-- THE PROBLEM --
Gather all lines with the word "this" in them.

##########

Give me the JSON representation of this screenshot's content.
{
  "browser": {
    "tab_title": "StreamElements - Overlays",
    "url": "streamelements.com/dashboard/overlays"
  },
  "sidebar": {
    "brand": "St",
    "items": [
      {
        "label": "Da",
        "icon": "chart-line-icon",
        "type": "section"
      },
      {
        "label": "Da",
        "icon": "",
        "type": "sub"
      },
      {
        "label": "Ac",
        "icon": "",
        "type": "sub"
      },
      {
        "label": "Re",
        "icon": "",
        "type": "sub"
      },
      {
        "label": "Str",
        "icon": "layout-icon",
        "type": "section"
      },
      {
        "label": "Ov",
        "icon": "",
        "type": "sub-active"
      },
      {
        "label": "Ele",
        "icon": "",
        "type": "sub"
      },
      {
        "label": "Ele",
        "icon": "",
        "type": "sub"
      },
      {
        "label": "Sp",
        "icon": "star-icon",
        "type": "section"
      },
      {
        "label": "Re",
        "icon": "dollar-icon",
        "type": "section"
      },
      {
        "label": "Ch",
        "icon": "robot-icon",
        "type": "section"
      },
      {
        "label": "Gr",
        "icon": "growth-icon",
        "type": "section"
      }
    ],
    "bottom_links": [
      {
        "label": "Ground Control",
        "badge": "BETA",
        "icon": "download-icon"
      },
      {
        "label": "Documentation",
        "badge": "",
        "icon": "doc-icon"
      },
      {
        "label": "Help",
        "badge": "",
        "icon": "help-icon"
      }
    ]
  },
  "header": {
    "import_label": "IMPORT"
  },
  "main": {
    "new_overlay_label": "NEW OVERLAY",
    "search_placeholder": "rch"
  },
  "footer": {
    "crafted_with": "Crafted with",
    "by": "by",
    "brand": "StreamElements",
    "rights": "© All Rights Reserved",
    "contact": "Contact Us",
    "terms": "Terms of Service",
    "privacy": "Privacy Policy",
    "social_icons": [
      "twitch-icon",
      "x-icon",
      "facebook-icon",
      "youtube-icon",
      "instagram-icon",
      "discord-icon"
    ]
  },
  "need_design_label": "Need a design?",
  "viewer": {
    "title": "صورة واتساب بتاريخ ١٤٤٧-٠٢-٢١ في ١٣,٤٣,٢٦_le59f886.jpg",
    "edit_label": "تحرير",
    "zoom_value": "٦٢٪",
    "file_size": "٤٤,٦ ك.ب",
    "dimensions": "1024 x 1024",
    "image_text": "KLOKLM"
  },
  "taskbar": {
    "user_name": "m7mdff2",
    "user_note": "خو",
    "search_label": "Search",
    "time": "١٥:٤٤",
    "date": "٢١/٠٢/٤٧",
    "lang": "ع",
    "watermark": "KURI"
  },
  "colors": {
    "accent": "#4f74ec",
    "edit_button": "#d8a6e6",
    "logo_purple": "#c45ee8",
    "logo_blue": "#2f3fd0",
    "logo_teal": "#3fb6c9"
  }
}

##########

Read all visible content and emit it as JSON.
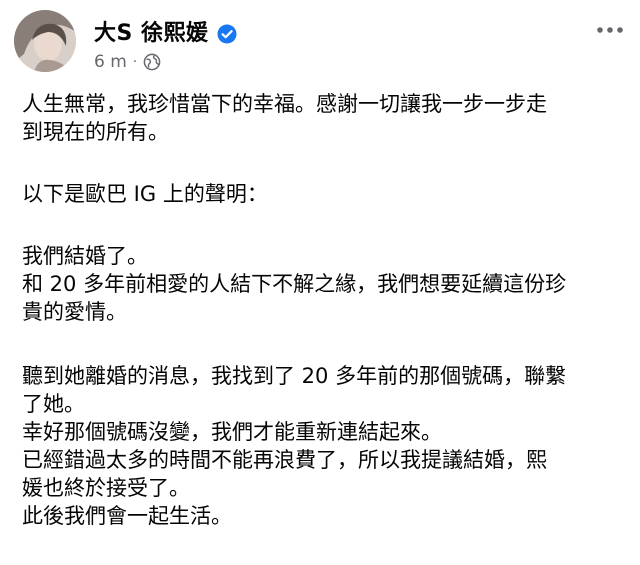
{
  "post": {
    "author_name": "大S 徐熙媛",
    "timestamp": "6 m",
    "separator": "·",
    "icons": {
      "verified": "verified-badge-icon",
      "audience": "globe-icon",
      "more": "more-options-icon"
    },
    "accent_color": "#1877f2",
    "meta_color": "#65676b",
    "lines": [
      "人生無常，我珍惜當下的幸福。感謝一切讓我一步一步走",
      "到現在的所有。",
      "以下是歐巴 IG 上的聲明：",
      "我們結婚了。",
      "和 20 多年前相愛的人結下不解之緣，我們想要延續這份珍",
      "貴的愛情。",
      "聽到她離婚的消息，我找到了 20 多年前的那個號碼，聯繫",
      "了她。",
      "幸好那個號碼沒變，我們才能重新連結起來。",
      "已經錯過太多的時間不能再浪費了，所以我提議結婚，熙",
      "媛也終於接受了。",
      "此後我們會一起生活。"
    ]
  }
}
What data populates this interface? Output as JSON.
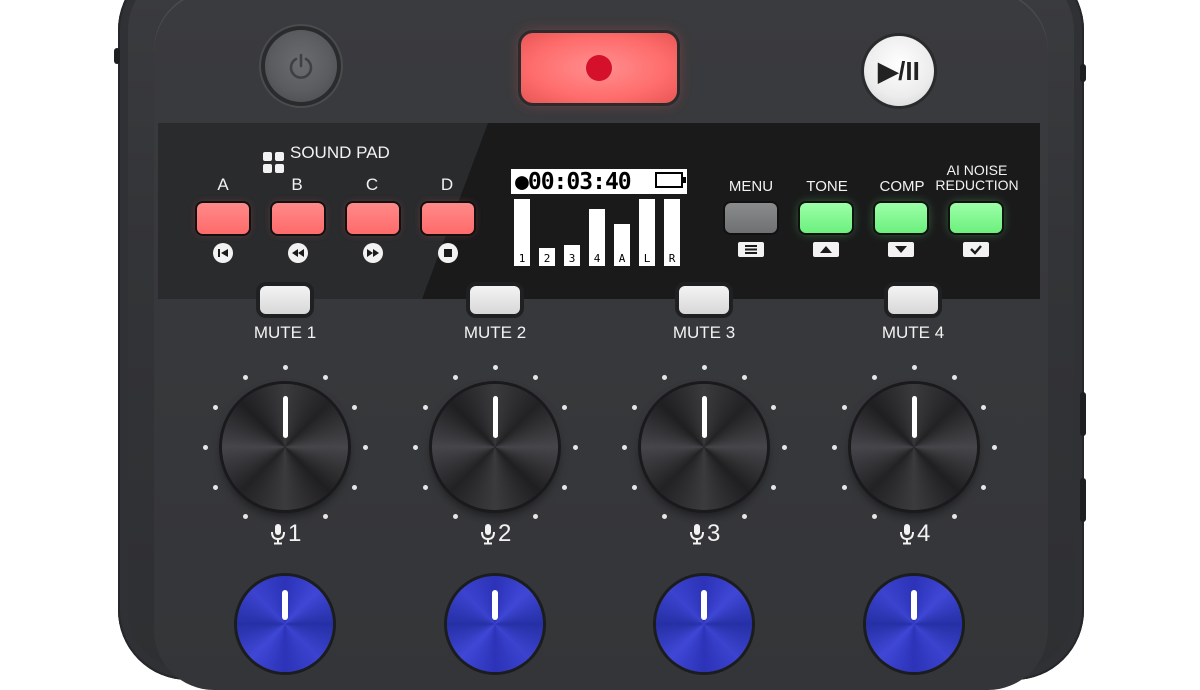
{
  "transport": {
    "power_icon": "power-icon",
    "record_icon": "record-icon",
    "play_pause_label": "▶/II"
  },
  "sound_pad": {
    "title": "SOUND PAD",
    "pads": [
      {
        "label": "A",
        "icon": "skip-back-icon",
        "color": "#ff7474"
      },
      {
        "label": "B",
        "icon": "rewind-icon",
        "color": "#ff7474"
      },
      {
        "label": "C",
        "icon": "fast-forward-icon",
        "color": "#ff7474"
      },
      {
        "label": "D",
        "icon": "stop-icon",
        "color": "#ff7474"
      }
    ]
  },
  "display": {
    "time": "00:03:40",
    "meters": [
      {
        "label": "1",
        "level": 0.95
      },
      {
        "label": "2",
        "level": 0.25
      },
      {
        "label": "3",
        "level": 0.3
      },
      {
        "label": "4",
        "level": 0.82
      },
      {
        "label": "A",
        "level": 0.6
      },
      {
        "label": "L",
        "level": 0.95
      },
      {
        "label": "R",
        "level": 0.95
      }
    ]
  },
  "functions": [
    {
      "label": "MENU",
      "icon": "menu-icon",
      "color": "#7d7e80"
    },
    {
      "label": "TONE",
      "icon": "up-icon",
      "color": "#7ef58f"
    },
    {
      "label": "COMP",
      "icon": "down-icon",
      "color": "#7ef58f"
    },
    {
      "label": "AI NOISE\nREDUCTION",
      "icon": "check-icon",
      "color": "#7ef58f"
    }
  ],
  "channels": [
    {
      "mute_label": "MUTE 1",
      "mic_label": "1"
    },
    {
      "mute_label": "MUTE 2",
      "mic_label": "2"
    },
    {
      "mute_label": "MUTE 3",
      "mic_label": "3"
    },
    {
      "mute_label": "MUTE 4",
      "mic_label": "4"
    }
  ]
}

##########

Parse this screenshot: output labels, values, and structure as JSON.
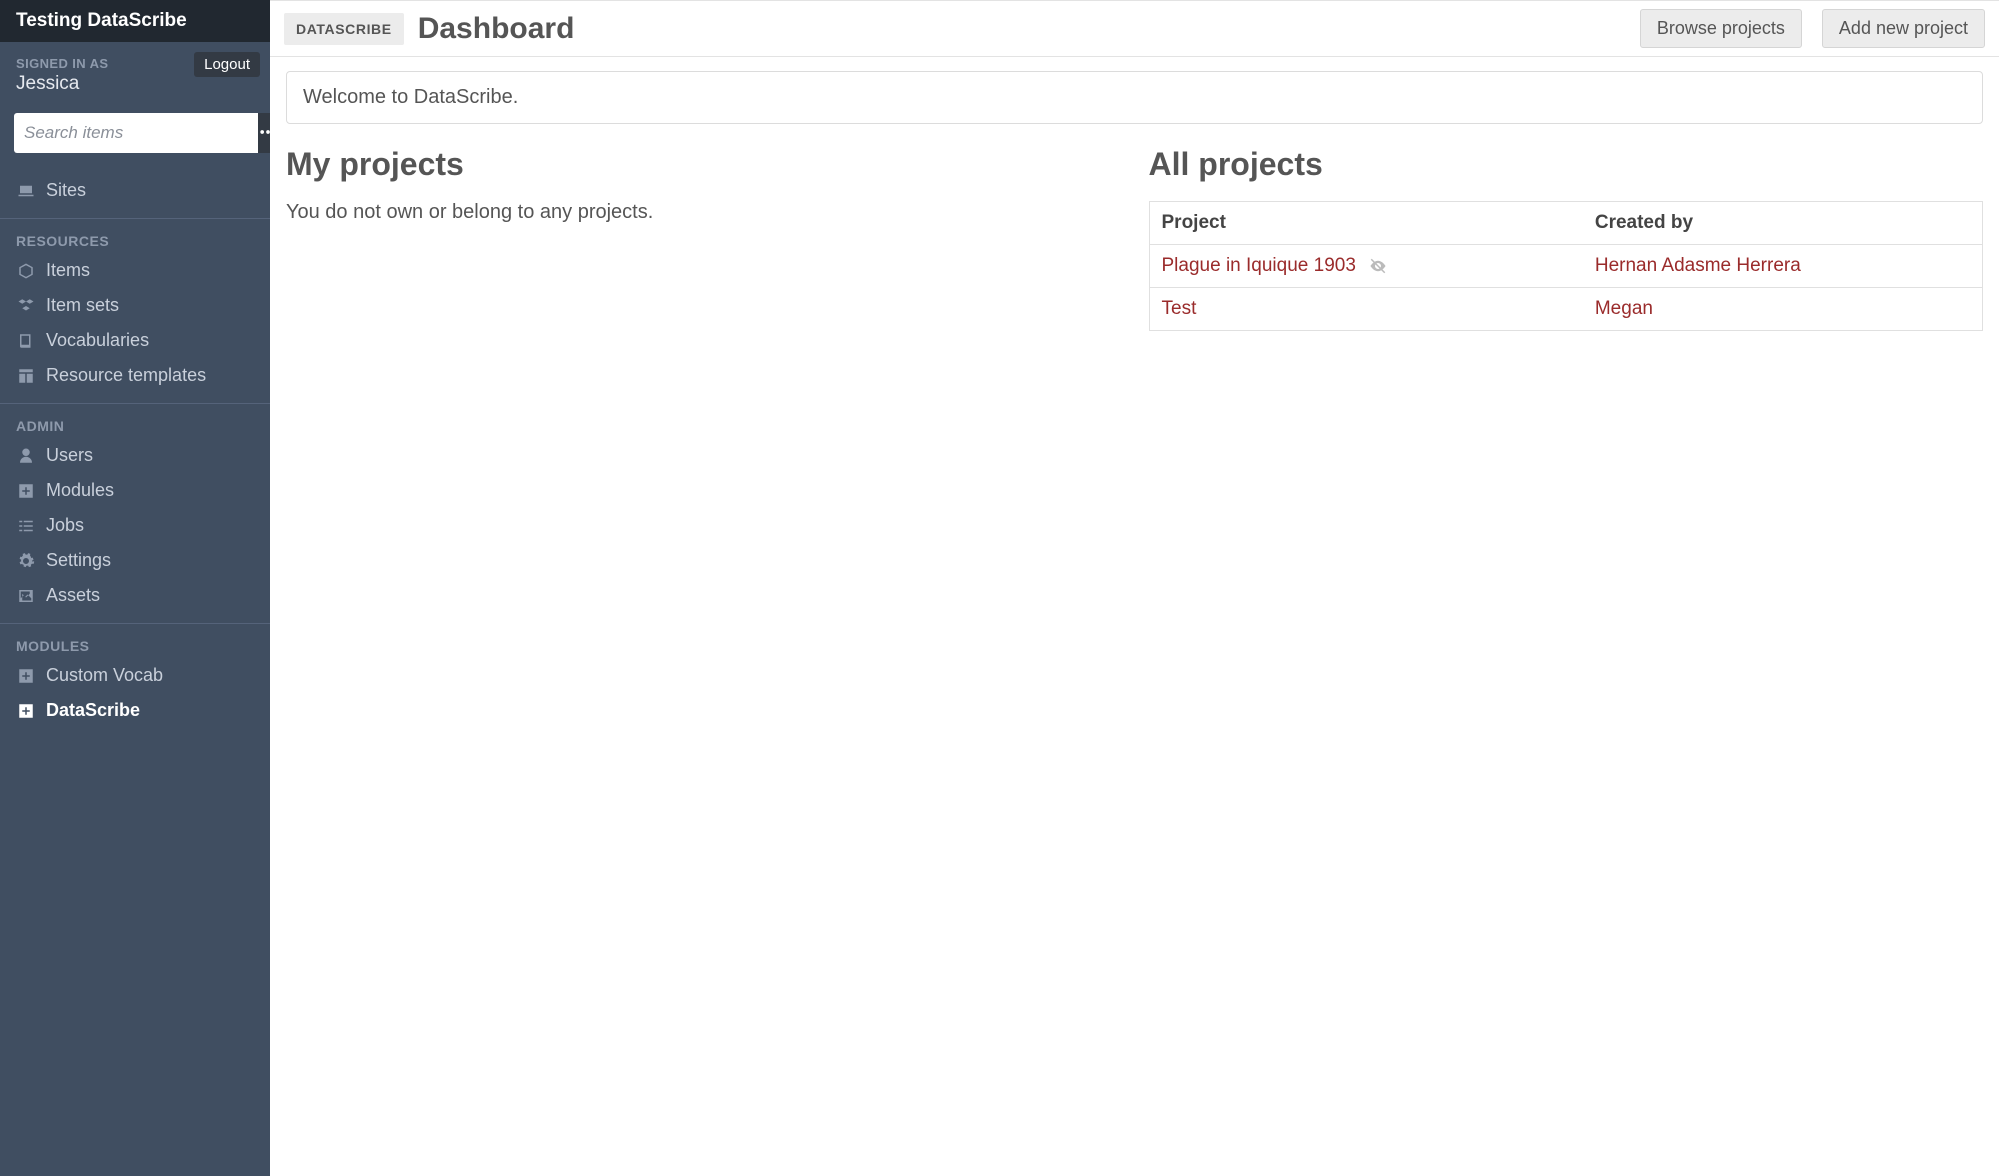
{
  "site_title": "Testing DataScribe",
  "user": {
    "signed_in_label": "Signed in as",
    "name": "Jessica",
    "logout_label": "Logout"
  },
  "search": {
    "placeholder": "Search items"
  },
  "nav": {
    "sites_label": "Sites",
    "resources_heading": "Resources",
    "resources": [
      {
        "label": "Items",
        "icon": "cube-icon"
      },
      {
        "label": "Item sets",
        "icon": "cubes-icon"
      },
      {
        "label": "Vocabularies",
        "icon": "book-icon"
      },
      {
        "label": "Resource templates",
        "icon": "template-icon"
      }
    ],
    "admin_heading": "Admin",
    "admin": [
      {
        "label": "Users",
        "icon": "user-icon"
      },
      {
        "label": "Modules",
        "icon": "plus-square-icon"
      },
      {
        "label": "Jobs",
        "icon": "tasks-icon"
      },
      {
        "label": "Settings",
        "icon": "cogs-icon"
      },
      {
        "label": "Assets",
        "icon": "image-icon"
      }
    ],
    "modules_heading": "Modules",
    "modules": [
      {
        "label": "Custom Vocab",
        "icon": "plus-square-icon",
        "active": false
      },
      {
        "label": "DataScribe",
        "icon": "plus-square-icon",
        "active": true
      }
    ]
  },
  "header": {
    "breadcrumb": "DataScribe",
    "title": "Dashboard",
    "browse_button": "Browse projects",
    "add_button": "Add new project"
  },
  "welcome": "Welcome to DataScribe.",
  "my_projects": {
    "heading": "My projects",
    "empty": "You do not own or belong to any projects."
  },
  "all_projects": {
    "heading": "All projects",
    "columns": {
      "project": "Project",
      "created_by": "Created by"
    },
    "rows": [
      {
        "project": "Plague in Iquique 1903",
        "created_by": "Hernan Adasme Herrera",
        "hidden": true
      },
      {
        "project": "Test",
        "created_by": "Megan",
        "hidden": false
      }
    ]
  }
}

##########

-- COMPLETE ANSWER --
Give me the JSON representation of this screenshot's content.
What data populates this interface? Output as JSON.
Parse this screenshot: output labels, values, and structure as JSON.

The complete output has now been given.